---- DATA SHOWN

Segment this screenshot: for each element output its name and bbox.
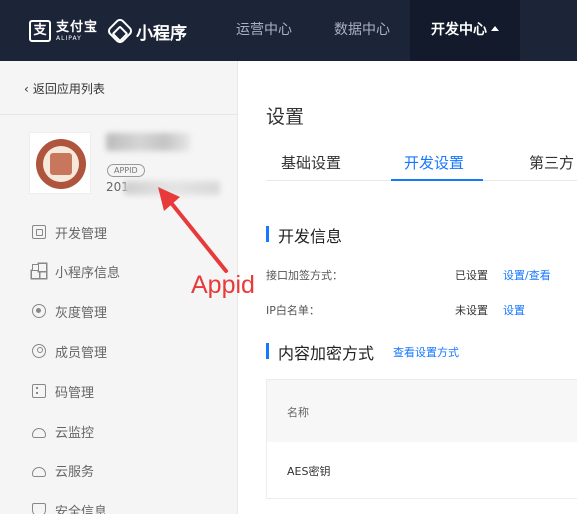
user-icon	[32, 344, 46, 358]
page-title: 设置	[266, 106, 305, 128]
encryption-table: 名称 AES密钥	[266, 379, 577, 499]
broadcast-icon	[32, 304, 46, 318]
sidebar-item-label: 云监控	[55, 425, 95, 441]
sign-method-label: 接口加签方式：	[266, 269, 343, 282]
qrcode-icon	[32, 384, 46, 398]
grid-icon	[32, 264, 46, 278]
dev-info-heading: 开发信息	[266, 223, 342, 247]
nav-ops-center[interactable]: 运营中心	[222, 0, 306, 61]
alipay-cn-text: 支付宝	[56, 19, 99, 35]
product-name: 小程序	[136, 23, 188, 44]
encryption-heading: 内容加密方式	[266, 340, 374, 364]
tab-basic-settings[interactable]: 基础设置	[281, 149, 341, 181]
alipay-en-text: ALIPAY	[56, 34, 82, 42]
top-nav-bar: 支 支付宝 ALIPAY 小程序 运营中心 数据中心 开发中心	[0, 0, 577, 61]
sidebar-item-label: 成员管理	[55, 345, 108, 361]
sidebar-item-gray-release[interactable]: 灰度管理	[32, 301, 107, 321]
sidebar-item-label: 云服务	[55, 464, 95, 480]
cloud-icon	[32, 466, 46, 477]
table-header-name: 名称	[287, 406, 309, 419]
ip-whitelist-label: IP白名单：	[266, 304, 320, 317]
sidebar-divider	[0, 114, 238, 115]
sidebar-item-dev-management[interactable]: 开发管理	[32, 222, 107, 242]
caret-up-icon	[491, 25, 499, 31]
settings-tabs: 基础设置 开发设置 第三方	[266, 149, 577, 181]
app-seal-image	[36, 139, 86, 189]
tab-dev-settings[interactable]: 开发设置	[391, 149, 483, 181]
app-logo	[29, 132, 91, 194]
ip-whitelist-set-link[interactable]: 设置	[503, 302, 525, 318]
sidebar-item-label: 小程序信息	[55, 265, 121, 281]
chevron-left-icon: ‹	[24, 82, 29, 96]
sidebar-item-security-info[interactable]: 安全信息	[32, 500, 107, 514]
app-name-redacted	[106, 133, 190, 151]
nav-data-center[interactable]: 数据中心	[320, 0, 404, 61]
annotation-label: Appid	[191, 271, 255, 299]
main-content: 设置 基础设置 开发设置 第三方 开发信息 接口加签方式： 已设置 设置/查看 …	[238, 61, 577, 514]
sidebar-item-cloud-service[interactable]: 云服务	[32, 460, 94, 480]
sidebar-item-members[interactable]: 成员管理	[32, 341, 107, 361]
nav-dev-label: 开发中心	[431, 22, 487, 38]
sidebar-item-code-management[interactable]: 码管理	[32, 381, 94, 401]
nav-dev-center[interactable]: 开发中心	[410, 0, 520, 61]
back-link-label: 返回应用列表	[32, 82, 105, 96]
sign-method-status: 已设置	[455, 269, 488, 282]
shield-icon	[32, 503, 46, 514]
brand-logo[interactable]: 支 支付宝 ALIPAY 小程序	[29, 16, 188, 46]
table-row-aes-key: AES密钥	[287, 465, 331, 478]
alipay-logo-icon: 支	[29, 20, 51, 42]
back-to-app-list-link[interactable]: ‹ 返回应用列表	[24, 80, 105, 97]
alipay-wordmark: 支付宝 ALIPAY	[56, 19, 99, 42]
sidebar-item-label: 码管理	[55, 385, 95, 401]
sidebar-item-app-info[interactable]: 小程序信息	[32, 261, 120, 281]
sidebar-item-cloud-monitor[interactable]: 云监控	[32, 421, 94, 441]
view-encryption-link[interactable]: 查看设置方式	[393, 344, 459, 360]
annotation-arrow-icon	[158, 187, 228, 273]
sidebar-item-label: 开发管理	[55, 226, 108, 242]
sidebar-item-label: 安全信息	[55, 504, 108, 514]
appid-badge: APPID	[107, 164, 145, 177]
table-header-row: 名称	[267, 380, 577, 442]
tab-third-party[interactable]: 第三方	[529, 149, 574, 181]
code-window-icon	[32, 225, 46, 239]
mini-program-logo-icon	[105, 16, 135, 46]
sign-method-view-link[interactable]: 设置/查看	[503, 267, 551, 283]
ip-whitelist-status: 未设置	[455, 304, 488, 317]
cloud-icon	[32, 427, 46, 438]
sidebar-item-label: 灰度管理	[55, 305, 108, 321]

--------

_WRITTEN EXERCISE_
Return every row above as a JSON array of strings, one string per line, with blank lines omitted. Leave the pictures out of the output.

_SOLVED EXERCISE_
[
  "Segment this screenshot: for each element output its name and bbox.",
  "user-icon\t[32, 344, 46, 358]",
  "page-title: 设置\t[266, 106, 305, 128]",
  "encryption-table: 名称 AES密钥\t[266, 379, 577, 499]",
  "broadcast-icon\t[32, 304, 46, 318]",
  "sidebar-item-label: 云监控\t[55, 425, 95, 441]",
  "sign-method-label: 接口加签方式：\t[266, 269, 343, 282]",
  "qrcode-icon\t[32, 384, 46, 398]",
  "grid-icon\t[32, 264, 46, 278]",
  "dev-info-heading: 开发信息\t[266, 223, 342, 247]",
  "nav-ops-center[interactable]: 运营中心\t[222, 0, 306, 61]",
  "alipay-cn-text: 支付宝\t[56, 19, 99, 35]",
  "product-name: 小程序\t[136, 23, 188, 44]",
  "encryption-heading: 内容加密方式\t[266, 340, 374, 364]",
  "tab-basic-settings[interactable]: 基础设置\t[281, 149, 341, 181]",
  "alipay-en-text: ALIPAY\t[56, 34, 82, 42]",
  "top-nav-bar: 支 支付宝 ALIPAY 小程序 运营中心 数据中心 开发中心\t[0, 0, 577, 61]",
  "sidebar-item-label: 成员管理\t[55, 345, 108, 361]",
  "sidebar-item-gray-release[interactable]: 灰度管理\t[32, 301, 107, 321]",
  "sidebar-item-label: 云服务\t[55, 464, 95, 480]",
  "cloud-icon\t[32, 466, 46, 477]",
  "table-header-name: 名称\t[287, 406, 309, 419]",
  "ip-whitelist-label: IP白名单：\t[266, 304, 320, 317]",
  "sidebar-divider\t[0, 114, 238, 115]",
  "sidebar-item-dev-management[interactable]: 开发管理\t[32, 222, 107, 242]",
  "caret-up-icon\t[491, 25, 499, 31]",
  "settings-tabs: 基础设置 开发设置 第三方\t[266, 149, 577, 181]",
  "app-seal-image\t[36, 139, 86, 189]",
  "tab-dev-settings[interactable]: 开发设置\t[391, 149, 483, 181]",
  "app-logo\t[29, 132, 91, 194]",
  "ip-whitelist-set-link[interactable]: 设置\t[503, 302, 525, 318]",
  "sidebar-item-label: 小程序信息\t[55, 265, 121, 281]",
  "chevron-left-icon: ‹\t[24, 82, 29, 96]",
  "sidebar-item-security-info[interactable]: 安全信息\t[32, 500, 107, 514]",
  "app-name-redacted\t[106, 133, 190, 151]",
  "nav-data-center[interactable]: 数据中心\t[320, 0, 404, 61]",
  "annotation-label: Appid\t[191, 271, 255, 299]",
  "main-content: 设置 基础设置 开发设置 第三方 开发信息 接口加签方式： 已设置 设置/查看 …\t[238, 61, 577, 514]",
  "sidebar-item-cloud-service[interactable]: 云服务\t[32, 460, 94, 480]",
  "sidebar-item-members[interactable]: 成员管理\t[32, 341, 107, 361]",
  "nav-dev-label: 开发中心\t[431, 22, 487, 38]",
  "sidebar-item-code-management[interactable]: 码管理\t[32, 381, 94, 401]",
  "nav-dev-center[interactable]: 开发中心\t[410, 0, 520, 61]",
  "back-link-label: 返回应用列表\t[32, 82, 105, 96]",
  "sign-method-status: 已设置\t[455, 269, 488, 282]",
  "shield-icon\t[32, 503, 46, 514]",
  "brand-logo[interactable]: 支 支付宝 ALIPAY 小程序\t[29, 16, 188, 46]",
  "table-row-aes-key: AES密钥\t[287, 465, 331, 478]",
  "alipay-logo-icon: 支\t[29, 20, 51, 42]",
  "back-to-app-list-link[interactable]: ‹ 返回应用列表\t[24, 80, 105, 97]",
  "alipay-wordmark: 支付宝 ALIPAY\t[56, 19, 99, 42]",
  "sidebar-item-label: 码管理\t[55, 385, 95, 401]",
  "sidebar-item-app-info[interactable]: 小程序信息\t[32, 261, 120, 281]",
  "sidebar-item-cloud-monitor[interactable]: 云监控\t[32, 421, 94, 441]",
  "view-encryption-link[interactable]: 查看设置方式\t[393, 344, 459, 360]",
  "annotation-arrow-icon\t[158, 187, 228, 273]",
  "sidebar-item-label: 开发管理\t[55, 226, 108, 242]",
  "sidebar-item-label: 安全信息\t[55, 504, 108, 514]",
  "appid-badge: APPID\t[107, 164, 145, 177]",
  "table-header-row: 名称\t[267, 380, 577, 442]",
  "tab-third-party[interactable]: 第三方\t[529, 149, 574, 181]",
  "code-window-icon\t[32, 225, 46, 239]",
  "mini-program-logo-icon\t[105, 16, 135, 46]",
  "sign-method-view-link[interactable]: 设置/查看\t[503, 267, 551, 283]",
  "ip-whitelist-status: 未设置\t[455, 304, 488, 317]",
  "cloud-icon\t[32, 427, 46, 438]",
  "sidebar-item-label: 灰度管理\t[55, 305, 108, 321]"
]